* Job
Give only the number of lines that include the string "been".

* Data supplied
================
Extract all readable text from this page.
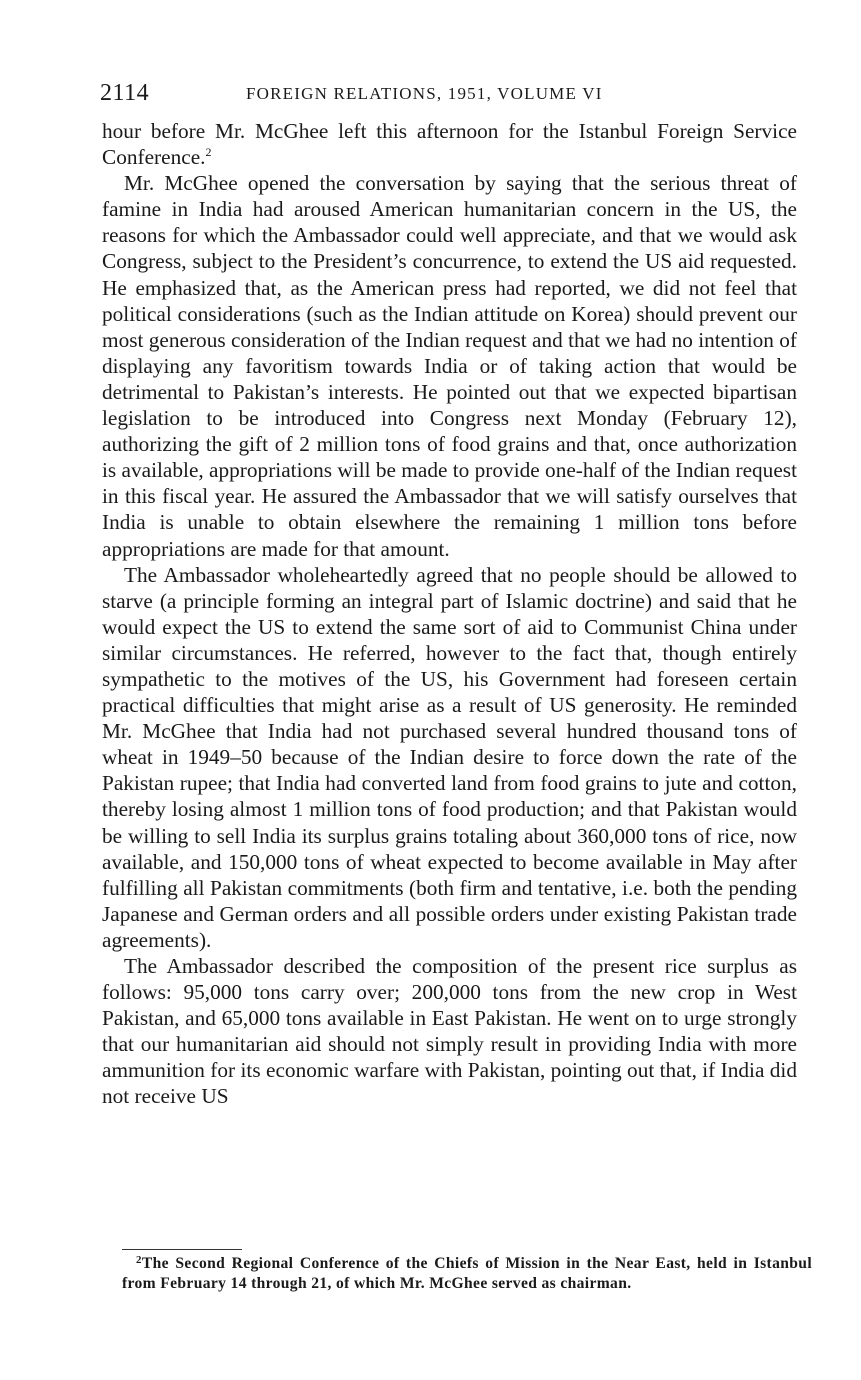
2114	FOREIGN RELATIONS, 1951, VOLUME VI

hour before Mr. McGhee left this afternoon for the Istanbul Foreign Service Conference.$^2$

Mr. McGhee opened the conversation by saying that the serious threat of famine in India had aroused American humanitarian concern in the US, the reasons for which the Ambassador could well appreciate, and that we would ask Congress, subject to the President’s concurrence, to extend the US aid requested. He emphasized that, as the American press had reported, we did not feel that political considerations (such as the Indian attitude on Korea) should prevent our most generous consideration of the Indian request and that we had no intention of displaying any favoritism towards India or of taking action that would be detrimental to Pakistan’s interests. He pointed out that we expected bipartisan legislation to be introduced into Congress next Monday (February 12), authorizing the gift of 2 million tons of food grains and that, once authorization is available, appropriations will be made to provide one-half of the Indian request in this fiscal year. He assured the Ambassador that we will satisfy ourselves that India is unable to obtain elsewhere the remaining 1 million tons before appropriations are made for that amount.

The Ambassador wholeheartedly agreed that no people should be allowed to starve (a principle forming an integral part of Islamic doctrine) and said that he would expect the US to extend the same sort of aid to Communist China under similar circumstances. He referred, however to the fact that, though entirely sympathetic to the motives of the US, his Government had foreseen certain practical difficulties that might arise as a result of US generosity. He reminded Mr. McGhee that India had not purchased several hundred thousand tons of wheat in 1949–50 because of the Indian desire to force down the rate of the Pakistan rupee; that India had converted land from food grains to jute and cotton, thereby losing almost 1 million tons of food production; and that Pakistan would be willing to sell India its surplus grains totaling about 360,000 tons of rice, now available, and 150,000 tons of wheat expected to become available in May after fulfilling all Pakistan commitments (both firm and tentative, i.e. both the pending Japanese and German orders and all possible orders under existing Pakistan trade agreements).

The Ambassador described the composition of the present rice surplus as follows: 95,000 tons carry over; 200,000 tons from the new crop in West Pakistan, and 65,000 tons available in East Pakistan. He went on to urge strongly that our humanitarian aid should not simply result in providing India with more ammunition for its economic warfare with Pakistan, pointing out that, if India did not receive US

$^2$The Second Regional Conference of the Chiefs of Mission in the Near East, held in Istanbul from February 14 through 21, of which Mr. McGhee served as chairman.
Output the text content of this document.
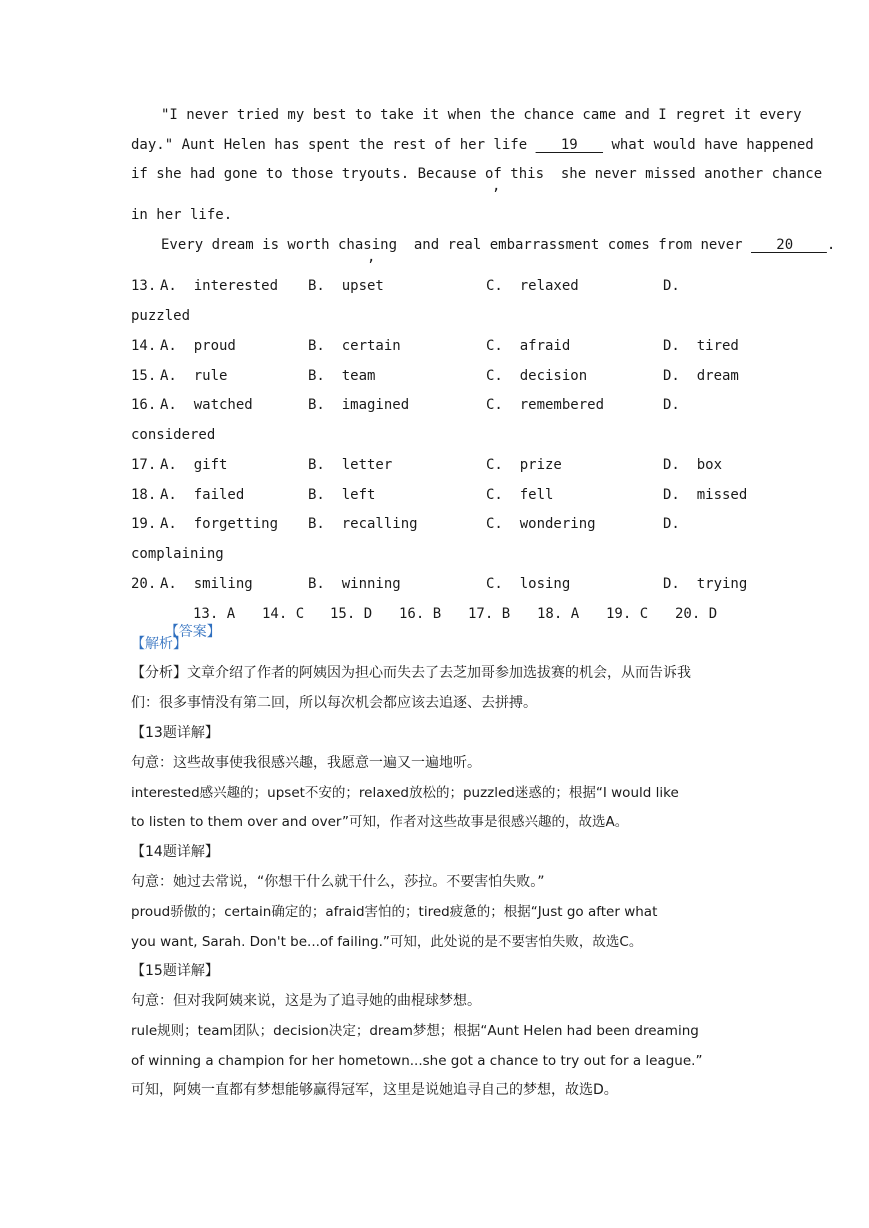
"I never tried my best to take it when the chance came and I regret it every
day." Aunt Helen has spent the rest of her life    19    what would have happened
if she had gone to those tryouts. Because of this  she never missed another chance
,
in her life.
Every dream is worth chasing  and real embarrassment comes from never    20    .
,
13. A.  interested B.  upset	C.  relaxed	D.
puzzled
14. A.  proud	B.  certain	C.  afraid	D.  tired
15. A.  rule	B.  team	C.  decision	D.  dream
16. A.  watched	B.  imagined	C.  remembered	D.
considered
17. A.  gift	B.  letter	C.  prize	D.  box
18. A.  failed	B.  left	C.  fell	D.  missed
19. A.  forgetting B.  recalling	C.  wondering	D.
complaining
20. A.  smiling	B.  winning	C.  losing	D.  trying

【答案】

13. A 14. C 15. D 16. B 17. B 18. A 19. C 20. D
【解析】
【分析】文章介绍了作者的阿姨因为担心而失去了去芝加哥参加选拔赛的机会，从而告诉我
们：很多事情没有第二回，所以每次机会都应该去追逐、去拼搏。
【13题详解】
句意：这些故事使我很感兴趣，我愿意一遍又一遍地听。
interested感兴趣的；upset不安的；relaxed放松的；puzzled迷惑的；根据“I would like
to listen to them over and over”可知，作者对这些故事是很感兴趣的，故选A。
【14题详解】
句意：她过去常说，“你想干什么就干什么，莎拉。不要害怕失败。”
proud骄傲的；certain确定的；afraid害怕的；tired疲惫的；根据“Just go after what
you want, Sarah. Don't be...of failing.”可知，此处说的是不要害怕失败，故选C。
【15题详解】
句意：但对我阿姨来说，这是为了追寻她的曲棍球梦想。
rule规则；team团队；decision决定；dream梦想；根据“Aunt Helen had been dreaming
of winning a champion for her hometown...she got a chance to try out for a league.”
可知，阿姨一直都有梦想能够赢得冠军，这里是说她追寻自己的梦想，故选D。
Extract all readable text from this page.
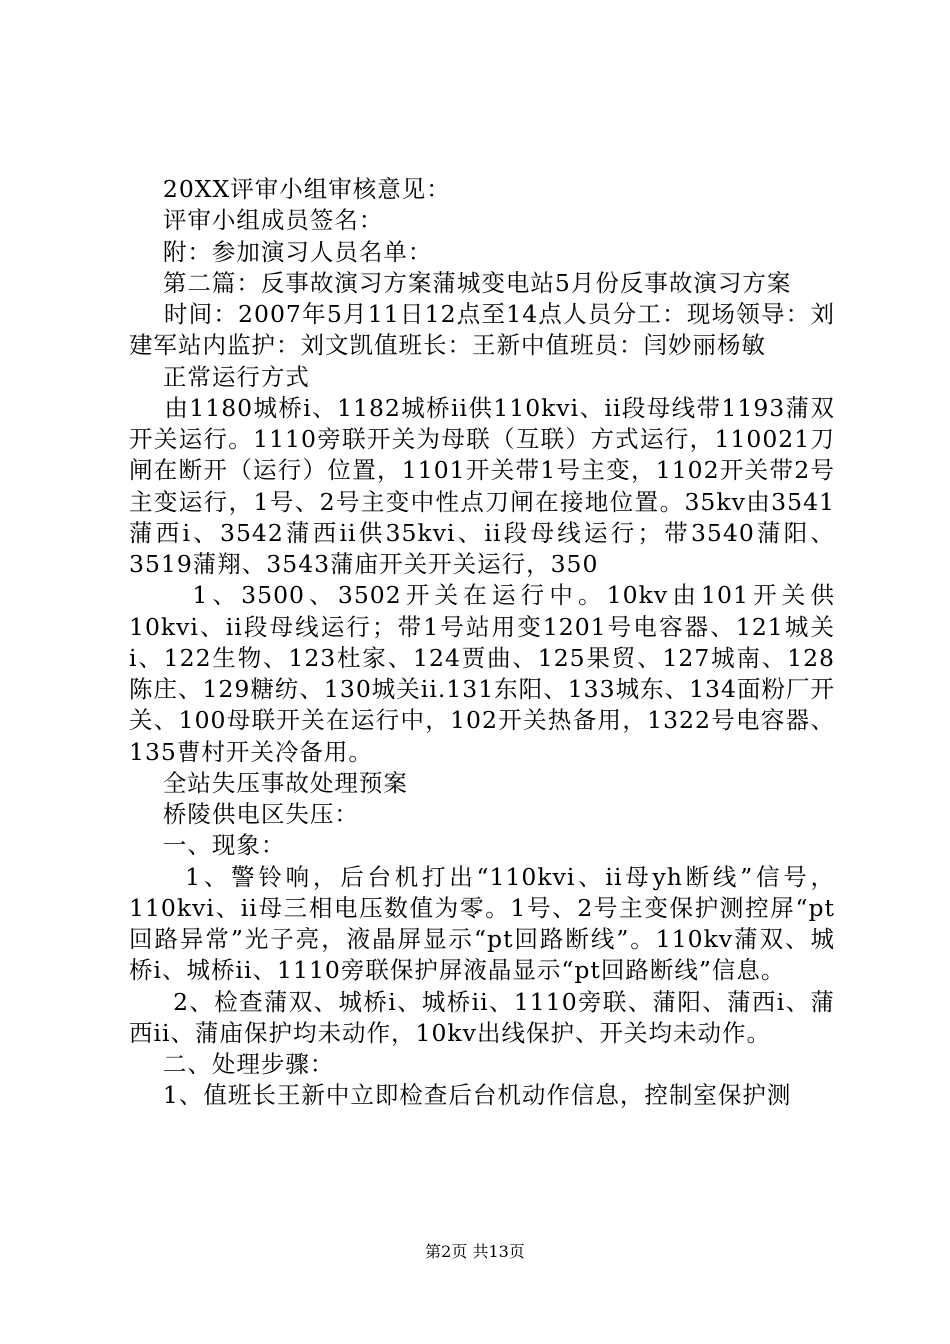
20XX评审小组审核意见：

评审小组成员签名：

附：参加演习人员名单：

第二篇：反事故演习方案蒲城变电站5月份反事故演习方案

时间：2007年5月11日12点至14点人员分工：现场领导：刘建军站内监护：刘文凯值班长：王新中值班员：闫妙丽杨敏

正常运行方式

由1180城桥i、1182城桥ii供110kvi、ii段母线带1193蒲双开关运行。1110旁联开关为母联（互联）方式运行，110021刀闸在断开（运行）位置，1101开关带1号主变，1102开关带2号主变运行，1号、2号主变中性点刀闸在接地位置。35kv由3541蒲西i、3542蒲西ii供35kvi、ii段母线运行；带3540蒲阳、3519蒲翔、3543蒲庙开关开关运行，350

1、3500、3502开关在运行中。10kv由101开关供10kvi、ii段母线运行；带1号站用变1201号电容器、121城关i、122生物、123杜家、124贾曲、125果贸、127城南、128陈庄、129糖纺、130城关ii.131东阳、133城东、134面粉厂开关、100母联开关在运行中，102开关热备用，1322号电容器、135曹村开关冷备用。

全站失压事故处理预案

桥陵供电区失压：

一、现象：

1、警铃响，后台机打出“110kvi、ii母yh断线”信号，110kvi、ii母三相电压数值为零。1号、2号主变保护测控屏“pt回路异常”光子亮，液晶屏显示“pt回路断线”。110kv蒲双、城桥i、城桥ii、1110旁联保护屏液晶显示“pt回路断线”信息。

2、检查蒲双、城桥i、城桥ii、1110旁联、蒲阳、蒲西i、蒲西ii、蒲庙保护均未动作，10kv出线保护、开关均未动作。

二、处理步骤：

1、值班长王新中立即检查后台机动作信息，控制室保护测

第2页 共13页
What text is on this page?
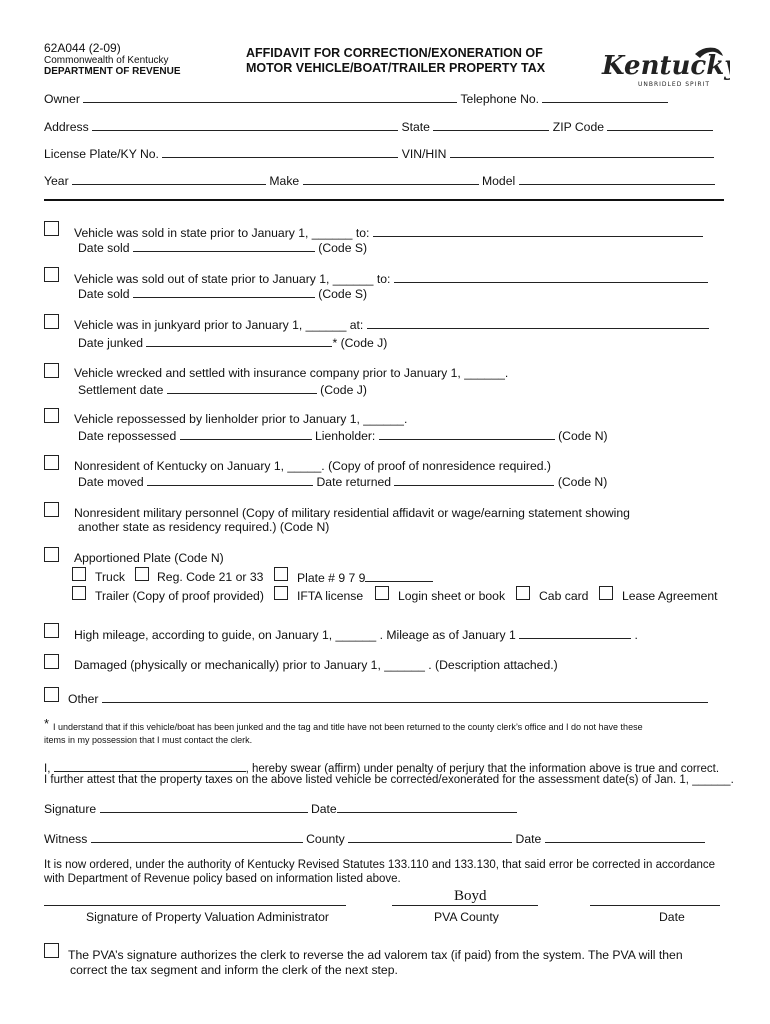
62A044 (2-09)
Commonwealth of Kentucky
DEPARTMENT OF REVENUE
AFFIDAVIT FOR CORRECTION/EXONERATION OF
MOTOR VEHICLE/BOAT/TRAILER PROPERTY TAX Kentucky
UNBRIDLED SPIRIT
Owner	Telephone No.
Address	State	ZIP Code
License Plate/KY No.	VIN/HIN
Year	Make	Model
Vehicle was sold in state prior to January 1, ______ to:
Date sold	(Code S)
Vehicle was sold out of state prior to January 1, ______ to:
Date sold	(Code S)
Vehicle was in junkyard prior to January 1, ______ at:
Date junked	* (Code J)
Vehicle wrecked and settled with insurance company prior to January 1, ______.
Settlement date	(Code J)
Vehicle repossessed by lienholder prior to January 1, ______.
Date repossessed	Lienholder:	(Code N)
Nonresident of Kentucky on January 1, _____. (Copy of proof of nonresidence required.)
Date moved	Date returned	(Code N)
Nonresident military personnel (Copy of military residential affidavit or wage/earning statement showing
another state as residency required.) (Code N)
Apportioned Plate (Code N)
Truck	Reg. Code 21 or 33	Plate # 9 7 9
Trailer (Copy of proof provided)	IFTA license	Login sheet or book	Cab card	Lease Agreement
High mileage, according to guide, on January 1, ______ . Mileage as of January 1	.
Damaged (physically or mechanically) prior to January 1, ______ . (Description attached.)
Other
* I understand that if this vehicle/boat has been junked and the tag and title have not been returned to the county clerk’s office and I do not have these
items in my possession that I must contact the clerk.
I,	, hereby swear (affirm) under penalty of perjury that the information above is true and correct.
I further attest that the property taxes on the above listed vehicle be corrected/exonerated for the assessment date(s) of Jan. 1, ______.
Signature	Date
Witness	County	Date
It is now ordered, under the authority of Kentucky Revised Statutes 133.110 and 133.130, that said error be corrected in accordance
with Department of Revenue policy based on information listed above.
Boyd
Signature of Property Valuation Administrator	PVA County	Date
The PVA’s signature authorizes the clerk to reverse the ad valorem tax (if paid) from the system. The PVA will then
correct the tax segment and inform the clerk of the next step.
================
* Problem solution
2